▶ _TASK GOAL_
Tally the lines that include "kind". Output the number only.

--- BEGIN GIVEN RECORDS ---

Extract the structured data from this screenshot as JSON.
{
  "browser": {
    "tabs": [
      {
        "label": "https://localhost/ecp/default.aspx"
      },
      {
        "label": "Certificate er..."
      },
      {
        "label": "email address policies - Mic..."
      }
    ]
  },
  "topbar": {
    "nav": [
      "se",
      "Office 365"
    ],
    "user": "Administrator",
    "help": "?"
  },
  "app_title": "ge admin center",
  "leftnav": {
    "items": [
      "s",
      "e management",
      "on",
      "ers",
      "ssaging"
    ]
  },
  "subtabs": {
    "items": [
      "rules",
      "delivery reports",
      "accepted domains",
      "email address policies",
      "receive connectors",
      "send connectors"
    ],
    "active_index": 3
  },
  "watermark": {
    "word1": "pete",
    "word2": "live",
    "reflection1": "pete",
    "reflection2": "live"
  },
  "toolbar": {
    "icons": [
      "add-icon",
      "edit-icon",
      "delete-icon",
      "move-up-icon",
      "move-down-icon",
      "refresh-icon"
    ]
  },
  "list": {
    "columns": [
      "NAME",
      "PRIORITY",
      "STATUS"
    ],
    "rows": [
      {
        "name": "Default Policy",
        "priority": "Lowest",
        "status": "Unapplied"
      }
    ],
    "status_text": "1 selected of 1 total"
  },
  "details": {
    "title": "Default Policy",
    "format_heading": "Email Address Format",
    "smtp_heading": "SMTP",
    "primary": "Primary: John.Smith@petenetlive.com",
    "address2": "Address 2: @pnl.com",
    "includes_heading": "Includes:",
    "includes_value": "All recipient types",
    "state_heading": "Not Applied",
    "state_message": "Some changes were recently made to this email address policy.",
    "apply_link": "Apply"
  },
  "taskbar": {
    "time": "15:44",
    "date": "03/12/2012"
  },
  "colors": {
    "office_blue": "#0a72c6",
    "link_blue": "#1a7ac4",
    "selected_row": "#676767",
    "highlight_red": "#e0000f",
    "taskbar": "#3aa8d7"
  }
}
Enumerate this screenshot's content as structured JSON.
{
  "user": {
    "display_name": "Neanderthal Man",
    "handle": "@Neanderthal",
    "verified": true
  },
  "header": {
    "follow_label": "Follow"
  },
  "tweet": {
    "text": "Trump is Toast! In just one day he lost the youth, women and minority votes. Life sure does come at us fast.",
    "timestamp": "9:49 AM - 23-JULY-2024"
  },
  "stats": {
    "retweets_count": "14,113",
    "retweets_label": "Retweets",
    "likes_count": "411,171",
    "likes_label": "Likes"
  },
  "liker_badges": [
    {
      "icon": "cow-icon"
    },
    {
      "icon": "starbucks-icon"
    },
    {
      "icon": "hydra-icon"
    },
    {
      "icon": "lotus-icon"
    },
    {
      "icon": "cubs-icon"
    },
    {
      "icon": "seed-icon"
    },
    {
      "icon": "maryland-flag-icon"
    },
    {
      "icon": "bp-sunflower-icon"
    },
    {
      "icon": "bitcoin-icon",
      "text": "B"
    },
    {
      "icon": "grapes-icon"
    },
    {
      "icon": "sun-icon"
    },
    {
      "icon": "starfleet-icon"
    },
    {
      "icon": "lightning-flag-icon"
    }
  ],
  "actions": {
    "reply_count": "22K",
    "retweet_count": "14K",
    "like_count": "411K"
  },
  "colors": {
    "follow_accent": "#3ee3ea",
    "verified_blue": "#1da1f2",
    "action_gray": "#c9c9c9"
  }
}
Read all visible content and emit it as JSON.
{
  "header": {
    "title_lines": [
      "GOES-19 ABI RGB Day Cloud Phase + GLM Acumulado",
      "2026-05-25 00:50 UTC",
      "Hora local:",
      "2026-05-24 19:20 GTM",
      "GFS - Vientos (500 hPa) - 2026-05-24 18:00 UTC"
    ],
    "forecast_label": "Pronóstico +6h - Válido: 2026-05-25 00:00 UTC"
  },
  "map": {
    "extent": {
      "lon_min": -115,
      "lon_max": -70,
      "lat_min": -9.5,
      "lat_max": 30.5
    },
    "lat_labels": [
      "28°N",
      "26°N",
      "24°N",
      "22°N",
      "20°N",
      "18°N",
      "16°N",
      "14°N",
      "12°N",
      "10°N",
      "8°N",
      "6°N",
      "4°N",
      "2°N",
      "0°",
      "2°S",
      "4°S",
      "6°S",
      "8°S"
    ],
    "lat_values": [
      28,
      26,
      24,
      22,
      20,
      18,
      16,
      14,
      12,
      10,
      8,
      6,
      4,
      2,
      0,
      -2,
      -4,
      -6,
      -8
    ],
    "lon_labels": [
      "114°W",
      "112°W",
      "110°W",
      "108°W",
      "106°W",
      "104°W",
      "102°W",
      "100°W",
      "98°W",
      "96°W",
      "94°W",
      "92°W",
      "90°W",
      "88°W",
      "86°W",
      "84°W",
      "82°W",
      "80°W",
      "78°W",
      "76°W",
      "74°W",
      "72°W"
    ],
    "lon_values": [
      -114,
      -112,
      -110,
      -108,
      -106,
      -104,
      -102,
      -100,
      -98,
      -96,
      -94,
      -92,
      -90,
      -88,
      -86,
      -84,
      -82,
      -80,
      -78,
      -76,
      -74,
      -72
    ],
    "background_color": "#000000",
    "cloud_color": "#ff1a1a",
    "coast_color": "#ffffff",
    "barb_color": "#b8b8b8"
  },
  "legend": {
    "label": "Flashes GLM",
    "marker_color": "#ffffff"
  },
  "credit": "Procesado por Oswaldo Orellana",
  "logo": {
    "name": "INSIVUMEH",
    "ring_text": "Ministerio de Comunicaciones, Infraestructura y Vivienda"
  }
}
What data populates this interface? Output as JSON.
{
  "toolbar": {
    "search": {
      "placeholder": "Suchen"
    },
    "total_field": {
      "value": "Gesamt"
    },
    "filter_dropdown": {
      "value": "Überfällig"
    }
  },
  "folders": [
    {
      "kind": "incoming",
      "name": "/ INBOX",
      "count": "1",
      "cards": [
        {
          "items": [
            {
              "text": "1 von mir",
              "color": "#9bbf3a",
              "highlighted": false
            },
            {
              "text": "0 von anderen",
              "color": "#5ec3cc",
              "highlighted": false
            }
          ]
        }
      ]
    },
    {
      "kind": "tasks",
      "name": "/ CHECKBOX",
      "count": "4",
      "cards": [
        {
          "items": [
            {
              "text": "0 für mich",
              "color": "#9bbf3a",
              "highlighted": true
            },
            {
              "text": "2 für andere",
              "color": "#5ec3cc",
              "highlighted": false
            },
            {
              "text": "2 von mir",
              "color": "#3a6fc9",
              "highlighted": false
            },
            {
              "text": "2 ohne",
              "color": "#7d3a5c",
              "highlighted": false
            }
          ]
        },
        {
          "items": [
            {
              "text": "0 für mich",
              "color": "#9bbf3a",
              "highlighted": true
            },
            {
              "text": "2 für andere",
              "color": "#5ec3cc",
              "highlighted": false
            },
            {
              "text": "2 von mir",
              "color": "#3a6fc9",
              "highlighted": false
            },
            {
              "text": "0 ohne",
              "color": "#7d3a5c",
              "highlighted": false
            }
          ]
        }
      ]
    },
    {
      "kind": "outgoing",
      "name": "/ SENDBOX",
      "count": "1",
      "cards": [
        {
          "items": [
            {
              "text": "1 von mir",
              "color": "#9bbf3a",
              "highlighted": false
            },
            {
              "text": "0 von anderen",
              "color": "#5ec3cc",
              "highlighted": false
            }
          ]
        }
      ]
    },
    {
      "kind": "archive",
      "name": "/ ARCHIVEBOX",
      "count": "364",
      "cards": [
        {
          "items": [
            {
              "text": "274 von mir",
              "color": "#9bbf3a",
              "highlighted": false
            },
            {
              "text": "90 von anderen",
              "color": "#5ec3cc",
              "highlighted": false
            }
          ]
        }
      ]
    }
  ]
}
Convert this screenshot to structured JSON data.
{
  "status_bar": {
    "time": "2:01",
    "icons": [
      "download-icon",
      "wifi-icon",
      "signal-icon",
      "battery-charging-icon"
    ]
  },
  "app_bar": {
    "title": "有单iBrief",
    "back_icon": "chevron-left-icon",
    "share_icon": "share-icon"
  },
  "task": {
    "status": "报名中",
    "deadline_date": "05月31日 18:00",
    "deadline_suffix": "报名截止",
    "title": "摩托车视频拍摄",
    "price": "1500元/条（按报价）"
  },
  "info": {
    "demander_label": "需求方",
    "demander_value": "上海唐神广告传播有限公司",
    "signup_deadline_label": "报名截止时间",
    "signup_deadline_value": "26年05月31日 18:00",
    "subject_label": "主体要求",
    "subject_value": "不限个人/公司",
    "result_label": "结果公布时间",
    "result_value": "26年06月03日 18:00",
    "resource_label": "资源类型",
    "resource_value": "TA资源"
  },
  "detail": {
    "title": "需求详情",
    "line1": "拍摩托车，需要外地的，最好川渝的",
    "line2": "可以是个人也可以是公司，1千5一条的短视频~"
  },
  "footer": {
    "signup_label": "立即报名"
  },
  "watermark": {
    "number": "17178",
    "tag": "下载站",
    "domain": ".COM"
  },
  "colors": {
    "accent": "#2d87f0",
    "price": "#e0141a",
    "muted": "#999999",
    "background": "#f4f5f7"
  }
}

--- END GIVEN RECORDS ---

▶ _EXERCISE RESULT_
4